[Description of the task]
In the entries below, count every line containing "perspective". Reply with the number alone.

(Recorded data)
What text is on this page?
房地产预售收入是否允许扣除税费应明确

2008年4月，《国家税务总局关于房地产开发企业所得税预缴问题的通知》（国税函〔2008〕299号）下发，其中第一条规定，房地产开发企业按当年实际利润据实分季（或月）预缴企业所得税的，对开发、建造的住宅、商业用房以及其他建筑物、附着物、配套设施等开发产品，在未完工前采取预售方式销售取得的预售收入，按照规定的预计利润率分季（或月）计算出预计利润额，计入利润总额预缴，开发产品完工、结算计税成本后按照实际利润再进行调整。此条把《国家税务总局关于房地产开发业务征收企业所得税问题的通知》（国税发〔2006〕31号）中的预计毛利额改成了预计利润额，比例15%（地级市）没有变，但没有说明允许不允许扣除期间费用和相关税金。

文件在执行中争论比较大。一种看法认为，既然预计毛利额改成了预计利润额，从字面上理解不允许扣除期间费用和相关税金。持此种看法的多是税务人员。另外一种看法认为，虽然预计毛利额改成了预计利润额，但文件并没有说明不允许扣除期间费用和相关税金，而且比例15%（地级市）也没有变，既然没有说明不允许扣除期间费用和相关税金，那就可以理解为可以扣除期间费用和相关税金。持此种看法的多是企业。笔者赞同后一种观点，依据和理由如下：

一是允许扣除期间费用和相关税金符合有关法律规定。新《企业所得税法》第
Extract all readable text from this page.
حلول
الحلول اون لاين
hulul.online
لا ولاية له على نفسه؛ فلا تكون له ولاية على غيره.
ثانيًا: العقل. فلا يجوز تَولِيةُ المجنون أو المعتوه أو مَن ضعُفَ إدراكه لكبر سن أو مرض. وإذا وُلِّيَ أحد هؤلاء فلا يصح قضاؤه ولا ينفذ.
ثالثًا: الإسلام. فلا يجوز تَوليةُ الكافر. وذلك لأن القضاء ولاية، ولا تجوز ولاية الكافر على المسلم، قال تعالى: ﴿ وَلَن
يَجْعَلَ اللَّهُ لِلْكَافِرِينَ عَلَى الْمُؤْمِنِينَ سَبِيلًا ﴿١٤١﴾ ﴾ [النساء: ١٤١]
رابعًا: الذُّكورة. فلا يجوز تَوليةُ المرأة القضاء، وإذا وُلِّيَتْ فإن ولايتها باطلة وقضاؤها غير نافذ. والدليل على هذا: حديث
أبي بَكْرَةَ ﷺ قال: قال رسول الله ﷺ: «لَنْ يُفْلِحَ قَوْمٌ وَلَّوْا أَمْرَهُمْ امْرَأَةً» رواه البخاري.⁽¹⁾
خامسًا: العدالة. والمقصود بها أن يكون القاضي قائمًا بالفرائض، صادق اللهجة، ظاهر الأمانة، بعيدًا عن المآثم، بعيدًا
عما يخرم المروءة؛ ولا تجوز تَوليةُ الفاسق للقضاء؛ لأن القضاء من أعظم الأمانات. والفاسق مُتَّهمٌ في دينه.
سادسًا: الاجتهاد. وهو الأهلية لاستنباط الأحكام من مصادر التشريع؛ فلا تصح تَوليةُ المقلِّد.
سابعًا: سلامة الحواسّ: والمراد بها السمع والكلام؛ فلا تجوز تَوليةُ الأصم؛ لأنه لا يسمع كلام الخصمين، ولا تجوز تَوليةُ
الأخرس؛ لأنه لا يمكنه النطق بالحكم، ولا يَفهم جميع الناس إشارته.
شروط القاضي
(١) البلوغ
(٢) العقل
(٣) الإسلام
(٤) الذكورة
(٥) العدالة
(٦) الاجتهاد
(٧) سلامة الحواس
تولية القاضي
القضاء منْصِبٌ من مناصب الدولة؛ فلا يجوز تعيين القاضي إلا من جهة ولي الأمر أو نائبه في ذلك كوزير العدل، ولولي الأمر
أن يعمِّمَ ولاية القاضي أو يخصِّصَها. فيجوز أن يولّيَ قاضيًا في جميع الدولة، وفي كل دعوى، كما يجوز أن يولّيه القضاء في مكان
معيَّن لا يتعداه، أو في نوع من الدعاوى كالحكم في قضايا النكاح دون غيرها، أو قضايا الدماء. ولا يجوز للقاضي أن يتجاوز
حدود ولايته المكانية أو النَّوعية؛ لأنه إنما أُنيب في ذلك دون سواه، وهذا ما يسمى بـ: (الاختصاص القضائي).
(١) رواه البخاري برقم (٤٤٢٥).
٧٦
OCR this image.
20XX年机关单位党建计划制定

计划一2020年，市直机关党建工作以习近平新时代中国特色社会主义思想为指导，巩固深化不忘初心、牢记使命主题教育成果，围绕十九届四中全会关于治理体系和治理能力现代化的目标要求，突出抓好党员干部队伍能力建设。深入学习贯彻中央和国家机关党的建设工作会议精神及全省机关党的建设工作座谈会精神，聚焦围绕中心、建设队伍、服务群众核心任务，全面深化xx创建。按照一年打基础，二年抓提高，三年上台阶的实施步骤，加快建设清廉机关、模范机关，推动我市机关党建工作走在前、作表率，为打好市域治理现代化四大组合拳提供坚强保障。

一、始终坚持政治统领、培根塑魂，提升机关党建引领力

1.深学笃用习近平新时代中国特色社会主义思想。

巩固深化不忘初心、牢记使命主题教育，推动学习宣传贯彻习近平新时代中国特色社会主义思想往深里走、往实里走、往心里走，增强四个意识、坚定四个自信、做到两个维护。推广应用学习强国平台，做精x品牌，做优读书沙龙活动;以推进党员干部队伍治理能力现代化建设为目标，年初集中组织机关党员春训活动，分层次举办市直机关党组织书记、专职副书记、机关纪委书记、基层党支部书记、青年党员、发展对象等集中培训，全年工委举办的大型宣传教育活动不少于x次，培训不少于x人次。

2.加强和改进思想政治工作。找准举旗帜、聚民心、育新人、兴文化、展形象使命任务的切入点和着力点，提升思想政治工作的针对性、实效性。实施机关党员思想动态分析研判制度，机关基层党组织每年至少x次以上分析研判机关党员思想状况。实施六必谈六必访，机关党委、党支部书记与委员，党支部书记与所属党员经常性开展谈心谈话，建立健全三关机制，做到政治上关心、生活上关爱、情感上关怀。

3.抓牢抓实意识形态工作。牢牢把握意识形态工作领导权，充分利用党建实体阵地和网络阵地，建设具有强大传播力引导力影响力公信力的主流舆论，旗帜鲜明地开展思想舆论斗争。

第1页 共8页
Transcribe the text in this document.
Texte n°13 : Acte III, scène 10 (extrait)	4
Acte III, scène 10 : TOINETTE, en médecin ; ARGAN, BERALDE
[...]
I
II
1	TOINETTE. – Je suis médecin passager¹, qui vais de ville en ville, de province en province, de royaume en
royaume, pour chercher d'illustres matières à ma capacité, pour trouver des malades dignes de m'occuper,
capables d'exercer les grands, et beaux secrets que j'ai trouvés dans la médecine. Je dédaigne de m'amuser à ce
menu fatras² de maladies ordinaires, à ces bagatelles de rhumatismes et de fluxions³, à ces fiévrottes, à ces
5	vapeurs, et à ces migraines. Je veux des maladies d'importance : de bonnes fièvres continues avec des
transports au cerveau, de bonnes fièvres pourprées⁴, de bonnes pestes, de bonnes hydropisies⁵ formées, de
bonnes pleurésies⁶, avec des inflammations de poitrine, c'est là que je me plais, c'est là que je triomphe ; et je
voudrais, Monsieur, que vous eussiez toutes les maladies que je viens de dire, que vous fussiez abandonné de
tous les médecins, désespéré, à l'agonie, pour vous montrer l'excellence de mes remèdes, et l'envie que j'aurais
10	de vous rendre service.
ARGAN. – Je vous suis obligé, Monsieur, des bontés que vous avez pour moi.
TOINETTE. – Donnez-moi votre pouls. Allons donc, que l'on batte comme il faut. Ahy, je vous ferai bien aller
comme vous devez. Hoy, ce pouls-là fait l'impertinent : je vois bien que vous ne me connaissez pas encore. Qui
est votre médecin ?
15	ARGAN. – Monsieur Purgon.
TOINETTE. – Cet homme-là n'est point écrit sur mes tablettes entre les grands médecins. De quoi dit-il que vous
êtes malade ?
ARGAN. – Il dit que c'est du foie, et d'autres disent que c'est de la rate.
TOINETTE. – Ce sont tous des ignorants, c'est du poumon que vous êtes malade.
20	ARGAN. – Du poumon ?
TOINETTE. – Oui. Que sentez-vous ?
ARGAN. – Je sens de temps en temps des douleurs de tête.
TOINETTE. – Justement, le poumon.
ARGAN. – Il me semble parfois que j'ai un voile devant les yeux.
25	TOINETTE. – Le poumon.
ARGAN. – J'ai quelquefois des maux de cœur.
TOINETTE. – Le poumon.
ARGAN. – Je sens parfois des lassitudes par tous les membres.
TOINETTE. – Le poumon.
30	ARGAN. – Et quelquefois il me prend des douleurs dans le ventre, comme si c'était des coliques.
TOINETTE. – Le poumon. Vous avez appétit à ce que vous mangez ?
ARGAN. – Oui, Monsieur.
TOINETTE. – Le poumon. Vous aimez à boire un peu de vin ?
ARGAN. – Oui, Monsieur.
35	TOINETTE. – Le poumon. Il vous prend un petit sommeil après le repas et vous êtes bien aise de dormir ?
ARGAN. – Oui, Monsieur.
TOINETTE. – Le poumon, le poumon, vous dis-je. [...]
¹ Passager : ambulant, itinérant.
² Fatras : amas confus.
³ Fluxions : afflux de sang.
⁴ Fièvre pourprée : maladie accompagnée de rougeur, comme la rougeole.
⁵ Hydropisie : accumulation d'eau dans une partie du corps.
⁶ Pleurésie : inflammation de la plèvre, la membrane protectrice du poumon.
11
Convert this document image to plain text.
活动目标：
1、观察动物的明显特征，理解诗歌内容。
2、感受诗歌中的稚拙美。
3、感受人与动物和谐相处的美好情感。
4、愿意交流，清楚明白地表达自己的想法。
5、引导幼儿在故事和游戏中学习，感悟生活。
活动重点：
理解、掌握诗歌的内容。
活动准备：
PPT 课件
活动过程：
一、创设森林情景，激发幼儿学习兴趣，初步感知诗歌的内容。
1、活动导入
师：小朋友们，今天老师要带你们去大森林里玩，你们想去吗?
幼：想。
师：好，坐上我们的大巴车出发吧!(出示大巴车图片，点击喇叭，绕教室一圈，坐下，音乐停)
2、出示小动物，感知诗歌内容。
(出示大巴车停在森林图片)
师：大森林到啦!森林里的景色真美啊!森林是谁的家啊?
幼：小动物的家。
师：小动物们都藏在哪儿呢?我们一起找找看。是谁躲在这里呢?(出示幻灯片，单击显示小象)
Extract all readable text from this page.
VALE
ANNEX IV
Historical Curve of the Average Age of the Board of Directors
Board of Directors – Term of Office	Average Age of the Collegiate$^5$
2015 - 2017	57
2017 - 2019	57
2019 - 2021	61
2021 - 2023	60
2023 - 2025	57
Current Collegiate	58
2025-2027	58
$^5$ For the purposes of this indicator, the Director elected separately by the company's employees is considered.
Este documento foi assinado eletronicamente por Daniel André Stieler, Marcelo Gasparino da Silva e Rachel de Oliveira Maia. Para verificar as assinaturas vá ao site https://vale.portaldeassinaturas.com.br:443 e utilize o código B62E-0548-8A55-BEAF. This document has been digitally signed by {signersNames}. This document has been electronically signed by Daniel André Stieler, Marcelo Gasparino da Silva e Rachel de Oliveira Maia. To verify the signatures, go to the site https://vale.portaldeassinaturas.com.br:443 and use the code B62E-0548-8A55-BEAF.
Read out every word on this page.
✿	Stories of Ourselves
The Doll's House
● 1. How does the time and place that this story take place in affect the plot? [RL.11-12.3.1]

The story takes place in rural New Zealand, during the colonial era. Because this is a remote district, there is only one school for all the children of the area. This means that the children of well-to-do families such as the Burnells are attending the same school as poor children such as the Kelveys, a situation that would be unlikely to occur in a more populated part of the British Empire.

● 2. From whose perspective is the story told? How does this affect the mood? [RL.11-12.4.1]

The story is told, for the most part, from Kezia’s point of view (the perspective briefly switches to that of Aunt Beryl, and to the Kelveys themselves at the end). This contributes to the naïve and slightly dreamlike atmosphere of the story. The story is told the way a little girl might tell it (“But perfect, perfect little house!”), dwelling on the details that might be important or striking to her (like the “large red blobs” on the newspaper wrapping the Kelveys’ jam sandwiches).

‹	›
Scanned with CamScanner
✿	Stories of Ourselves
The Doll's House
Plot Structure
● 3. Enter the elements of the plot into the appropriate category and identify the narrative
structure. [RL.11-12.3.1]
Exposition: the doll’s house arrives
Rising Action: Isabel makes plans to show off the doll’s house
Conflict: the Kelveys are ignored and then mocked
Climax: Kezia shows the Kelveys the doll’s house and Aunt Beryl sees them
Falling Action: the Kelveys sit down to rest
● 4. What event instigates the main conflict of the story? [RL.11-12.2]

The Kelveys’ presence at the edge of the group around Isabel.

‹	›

[Answer to the task]
2